**WRITTEN INSTRUCTION**: What is needed here is an exact copy of every entry.

**DATA LISTING**:
......

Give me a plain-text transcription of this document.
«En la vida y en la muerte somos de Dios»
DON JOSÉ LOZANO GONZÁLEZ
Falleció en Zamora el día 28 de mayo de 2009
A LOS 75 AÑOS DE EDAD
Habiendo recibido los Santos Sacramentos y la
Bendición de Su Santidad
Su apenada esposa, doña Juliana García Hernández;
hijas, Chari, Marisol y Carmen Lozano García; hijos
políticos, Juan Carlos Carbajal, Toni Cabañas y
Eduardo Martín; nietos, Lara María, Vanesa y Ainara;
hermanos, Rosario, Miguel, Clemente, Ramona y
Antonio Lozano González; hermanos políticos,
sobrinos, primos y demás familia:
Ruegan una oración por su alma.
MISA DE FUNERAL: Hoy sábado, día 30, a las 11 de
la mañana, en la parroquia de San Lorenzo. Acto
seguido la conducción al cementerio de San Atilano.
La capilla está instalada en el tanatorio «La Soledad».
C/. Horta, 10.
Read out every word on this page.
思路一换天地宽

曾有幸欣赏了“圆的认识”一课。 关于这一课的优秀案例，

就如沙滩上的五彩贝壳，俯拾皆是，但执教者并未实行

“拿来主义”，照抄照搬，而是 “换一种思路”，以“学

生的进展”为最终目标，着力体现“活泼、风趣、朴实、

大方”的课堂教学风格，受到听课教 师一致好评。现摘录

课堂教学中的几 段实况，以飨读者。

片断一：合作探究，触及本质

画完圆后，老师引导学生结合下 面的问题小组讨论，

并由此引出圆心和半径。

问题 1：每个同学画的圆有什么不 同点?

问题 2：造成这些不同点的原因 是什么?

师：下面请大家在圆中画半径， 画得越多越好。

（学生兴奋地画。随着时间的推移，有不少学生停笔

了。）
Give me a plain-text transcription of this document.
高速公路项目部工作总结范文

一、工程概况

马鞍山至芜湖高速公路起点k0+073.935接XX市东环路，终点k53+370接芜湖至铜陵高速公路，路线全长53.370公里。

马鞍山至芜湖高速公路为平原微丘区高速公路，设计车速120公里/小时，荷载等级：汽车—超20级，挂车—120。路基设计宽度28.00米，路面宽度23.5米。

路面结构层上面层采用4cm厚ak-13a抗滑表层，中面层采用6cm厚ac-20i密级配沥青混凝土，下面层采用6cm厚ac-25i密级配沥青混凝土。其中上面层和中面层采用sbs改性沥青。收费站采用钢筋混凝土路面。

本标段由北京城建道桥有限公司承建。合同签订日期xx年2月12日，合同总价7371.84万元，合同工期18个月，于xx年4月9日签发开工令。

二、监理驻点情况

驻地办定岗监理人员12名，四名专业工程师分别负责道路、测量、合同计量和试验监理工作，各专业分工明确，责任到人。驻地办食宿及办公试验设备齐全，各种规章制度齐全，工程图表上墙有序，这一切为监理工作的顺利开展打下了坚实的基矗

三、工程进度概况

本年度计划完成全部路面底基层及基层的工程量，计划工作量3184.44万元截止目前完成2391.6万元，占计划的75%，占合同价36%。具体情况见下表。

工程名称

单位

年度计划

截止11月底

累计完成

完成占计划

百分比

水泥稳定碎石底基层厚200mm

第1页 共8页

......

**EXPECTED ANSWER**:
Give me a plain-text transcription of this document.
«En la vida y en la muerte somos de Dios»
DON JOSÉ LOZANO GONZÁLEZ
Falleció en Zamora el día 28 de mayo de 2009
A LOS 75 AÑOS DE EDAD
Habiendo recibido los Santos Sacramentos y la
Bendición de Su Santidad
Su apenada esposa, doña Juliana García Hernández;
hijas, Chari, Marisol y Carmen Lozano García; hijos
políticos, Juan Carlos Carbajal, Toni Cabañas y
Eduardo Martín; nietos, Lara María, Vanesa y Ainara;
hermanos, Rosario, Miguel, Clemente, Ramona y
Antonio Lozano González; hermanos políticos,
sobrinos, primos y demás familia:
Ruegan una oración por su alma.
MISA DE FUNERAL: Hoy sábado, día 30, a las 11 de
la mañana, en la parroquia de San Lorenzo. Acto
seguido la conducción al cementerio de San Atilano.
La capilla está instalada en el tanatorio «La Soledad».
C/. Horta, 10.
Read out every word on this page.
思路一换天地宽

曾有幸欣赏了“圆的认识”一课。 关于这一课的优秀案例，

就如沙滩上的五彩贝壳，俯拾皆是，但执教者并未实行

“拿来主义”，照抄照搬，而是 “换一种思路”，以“学

生的进展”为最终目标，着力体现“活泼、风趣、朴实、

大方”的课堂教学风格，受到听课教 师一致好评。现摘录

课堂教学中的几 段实况，以飨读者。

片断一：合作探究，触及本质

画完圆后，老师引导学生结合下 面的问题小组讨论，

并由此引出圆心和半径。

问题 1：每个同学画的圆有什么不 同点?

问题 2：造成这些不同点的原因 是什么?

师：下面请大家在圆中画半径， 画得越多越好。

（学生兴奋地画。随着时间的推移，有不少学生停笔

了。）
Give me a plain-text transcription of this document.
高速公路项目部工作总结范文

一、工程概况

马鞍山至芜湖高速公路起点k0+073.935接XX市东环路，终点k53+370接芜湖至铜陵高速公路，路线全长53.370公里。

马鞍山至芜湖高速公路为平原微丘区高速公路，设计车速120公里/小时，荷载等级：汽车—超20级，挂车—120。路基设计宽度28.00米，路面宽度23.5米。

路面结构层上面层采用4cm厚ak-13a抗滑表层，中面层采用6cm厚ac-20i密级配沥青混凝土，下面层采用6cm厚ac-25i密级配沥青混凝土。其中上面层和中面层采用sbs改性沥青。收费站采用钢筋混凝土路面。

本标段由北京城建道桥有限公司承建。合同签订日期xx年2月12日，合同总价7371.84万元，合同工期18个月，于xx年4月9日签发开工令。

二、监理驻点情况

驻地办定岗监理人员12名，四名专业工程师分别负责道路、测量、合同计量和试验监理工作，各专业分工明确，责任到人。驻地办食宿及办公试验设备齐全，各种规章制度齐全，工程图表上墙有序，这一切为监理工作的顺利开展打下了坚实的基矗

三、工程进度概况

本年度计划完成全部路面底基层及基层的工程量，计划工作量3184.44万元截止目前完成2391.6万元，占计划的75%，占合同价36%。具体情况见下表。

工程名称

单位

年度计划

截止11月底

累计完成

完成占计划

百分比

水泥稳定碎石底基层厚200mm

第1页 共8页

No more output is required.